» Stated exercise
Gather all lines in the records below that include the word "style".

» Material
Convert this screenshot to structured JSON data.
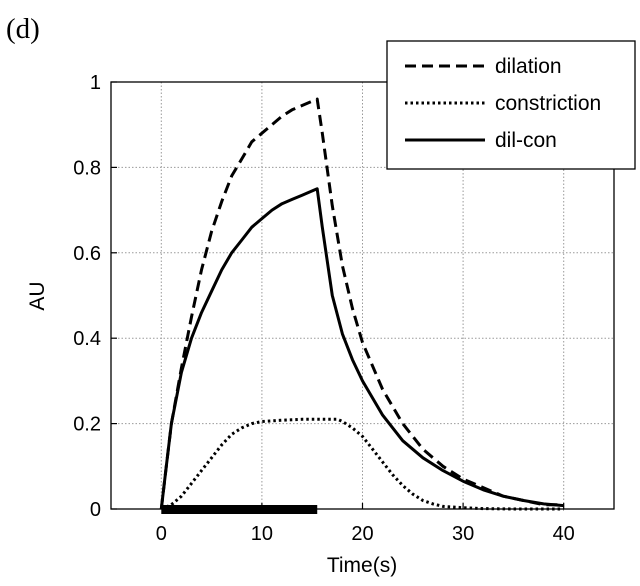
{
  "panel_label": "(d)",
  "chart_data": {
    "type": "line",
    "xlabel": "Time(s)",
    "ylabel": "AU",
    "xlim": [
      -5,
      45
    ],
    "ylim": [
      0,
      1
    ],
    "xticks": [
      0,
      10,
      20,
      30,
      40
    ],
    "yticks": [
      0,
      0.2,
      0.4,
      0.6,
      0.8,
      1
    ],
    "xtick_labels": [
      "0",
      "10",
      "20",
      "30",
      "40"
    ],
    "ytick_labels": [
      "0",
      "0.2",
      "0.4",
      "0.6",
      "0.8",
      "1"
    ],
    "grid": true,
    "legend_position": "top-right",
    "stimulus_bar": {
      "x_start": 0,
      "x_end": 15.5
    },
    "series": [
      {
        "name": "dilation",
        "style": "dashed",
        "x": [
          0,
          0.5,
          1,
          2,
          3,
          4,
          5,
          6,
          7,
          8,
          9,
          10,
          11,
          12,
          13,
          14,
          15,
          15.5,
          16,
          17,
          18,
          19,
          20,
          22,
          24,
          26,
          28,
          30,
          32,
          34,
          36,
          38,
          40
        ],
        "y": [
          0,
          0.1,
          0.2,
          0.33,
          0.45,
          0.56,
          0.65,
          0.72,
          0.78,
          0.82,
          0.86,
          0.88,
          0.9,
          0.92,
          0.935,
          0.945,
          0.955,
          0.96,
          0.88,
          0.71,
          0.57,
          0.47,
          0.39,
          0.28,
          0.2,
          0.14,
          0.1,
          0.07,
          0.05,
          0.03,
          0.02,
          0.01,
          0.01
        ]
      },
      {
        "name": "constriction",
        "style": "dotted",
        "x": [
          0,
          1,
          2,
          3,
          4,
          5,
          6,
          7,
          8,
          9,
          10,
          12,
          14,
          16,
          17.5,
          18,
          19,
          20,
          21,
          22,
          23,
          24,
          25,
          26,
          27,
          28,
          30,
          32,
          35,
          40
        ],
        "y": [
          0,
          0.01,
          0.03,
          0.06,
          0.09,
          0.12,
          0.15,
          0.175,
          0.19,
          0.2,
          0.205,
          0.208,
          0.21,
          0.21,
          0.21,
          0.205,
          0.19,
          0.17,
          0.14,
          0.11,
          0.08,
          0.055,
          0.035,
          0.02,
          0.012,
          0.006,
          0.003,
          0.001,
          0,
          0
        ]
      },
      {
        "name": "dil-con",
        "style": "solid",
        "x": [
          0,
          0.5,
          1,
          2,
          3,
          4,
          5,
          6,
          7,
          8,
          9,
          10,
          11,
          12,
          13,
          14,
          15,
          15.5,
          16,
          17,
          18,
          19,
          20,
          22,
          24,
          26,
          28,
          30,
          32,
          34,
          36,
          38,
          40
        ],
        "y": [
          0,
          0.1,
          0.2,
          0.32,
          0.4,
          0.46,
          0.51,
          0.56,
          0.6,
          0.63,
          0.66,
          0.68,
          0.7,
          0.715,
          0.725,
          0.735,
          0.745,
          0.75,
          0.66,
          0.5,
          0.41,
          0.35,
          0.3,
          0.22,
          0.16,
          0.12,
          0.09,
          0.065,
          0.045,
          0.03,
          0.02,
          0.012,
          0.008
        ]
      }
    ]
  }
}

» Task output
        "style": "dashed",
        "style": "dotted",
        "style": "solid",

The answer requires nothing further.